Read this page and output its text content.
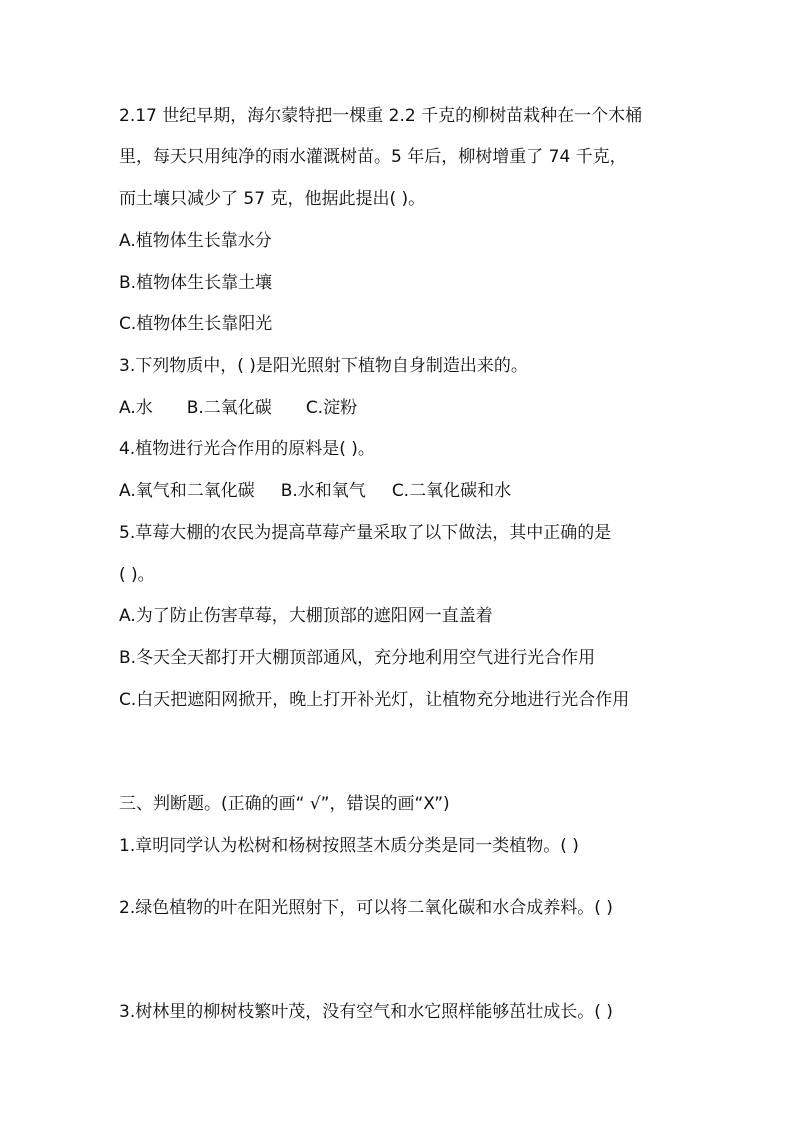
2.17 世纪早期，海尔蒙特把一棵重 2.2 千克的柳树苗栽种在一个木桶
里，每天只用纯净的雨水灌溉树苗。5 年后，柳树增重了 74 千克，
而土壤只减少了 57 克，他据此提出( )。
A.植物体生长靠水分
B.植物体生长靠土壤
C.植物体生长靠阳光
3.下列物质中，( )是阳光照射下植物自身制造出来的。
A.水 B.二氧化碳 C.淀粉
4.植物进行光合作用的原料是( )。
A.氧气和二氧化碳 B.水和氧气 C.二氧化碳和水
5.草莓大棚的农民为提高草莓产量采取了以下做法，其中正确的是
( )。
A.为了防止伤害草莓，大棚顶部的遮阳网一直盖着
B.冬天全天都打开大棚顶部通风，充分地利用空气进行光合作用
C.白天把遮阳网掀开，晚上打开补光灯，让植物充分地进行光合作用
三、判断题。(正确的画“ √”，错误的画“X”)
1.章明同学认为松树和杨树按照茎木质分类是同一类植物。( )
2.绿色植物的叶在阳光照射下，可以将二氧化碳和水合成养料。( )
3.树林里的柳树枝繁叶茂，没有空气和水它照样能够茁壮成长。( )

==

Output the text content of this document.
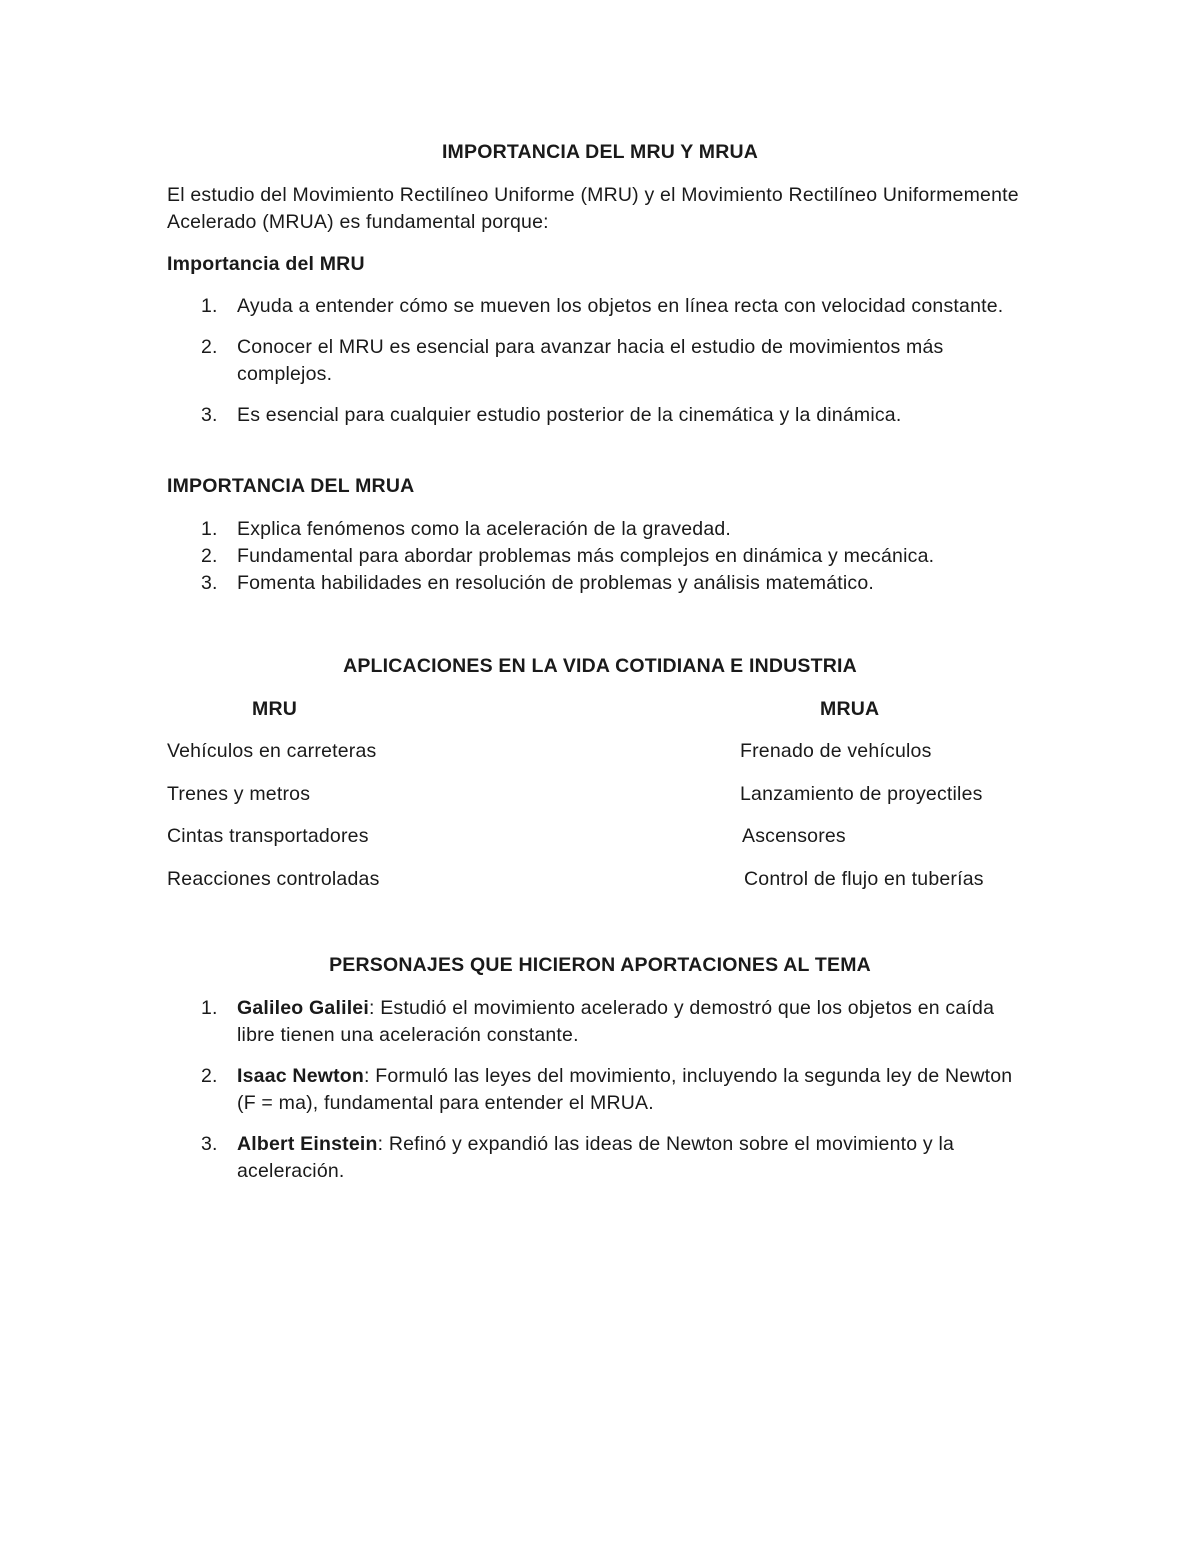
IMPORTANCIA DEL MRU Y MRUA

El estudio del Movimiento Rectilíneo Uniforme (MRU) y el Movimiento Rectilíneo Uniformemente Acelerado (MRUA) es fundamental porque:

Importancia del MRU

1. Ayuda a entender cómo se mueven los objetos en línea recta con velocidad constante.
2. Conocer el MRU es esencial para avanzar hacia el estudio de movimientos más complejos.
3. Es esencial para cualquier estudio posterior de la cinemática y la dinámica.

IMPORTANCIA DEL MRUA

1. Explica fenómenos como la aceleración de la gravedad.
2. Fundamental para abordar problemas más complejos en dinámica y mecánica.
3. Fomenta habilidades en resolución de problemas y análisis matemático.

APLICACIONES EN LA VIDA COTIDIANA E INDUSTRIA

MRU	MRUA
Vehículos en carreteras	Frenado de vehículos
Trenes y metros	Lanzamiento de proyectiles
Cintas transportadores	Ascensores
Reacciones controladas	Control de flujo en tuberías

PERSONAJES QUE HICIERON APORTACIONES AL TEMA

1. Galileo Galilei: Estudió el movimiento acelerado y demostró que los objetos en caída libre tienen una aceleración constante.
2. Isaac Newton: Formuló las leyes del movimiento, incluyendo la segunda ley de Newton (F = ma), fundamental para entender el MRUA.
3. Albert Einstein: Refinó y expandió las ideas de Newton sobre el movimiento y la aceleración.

TASK BRIEF ▸ In the listing, how many lines hold "constante"? Answer with a bare number.

RESULT OF THE EXERCISE ▸ 2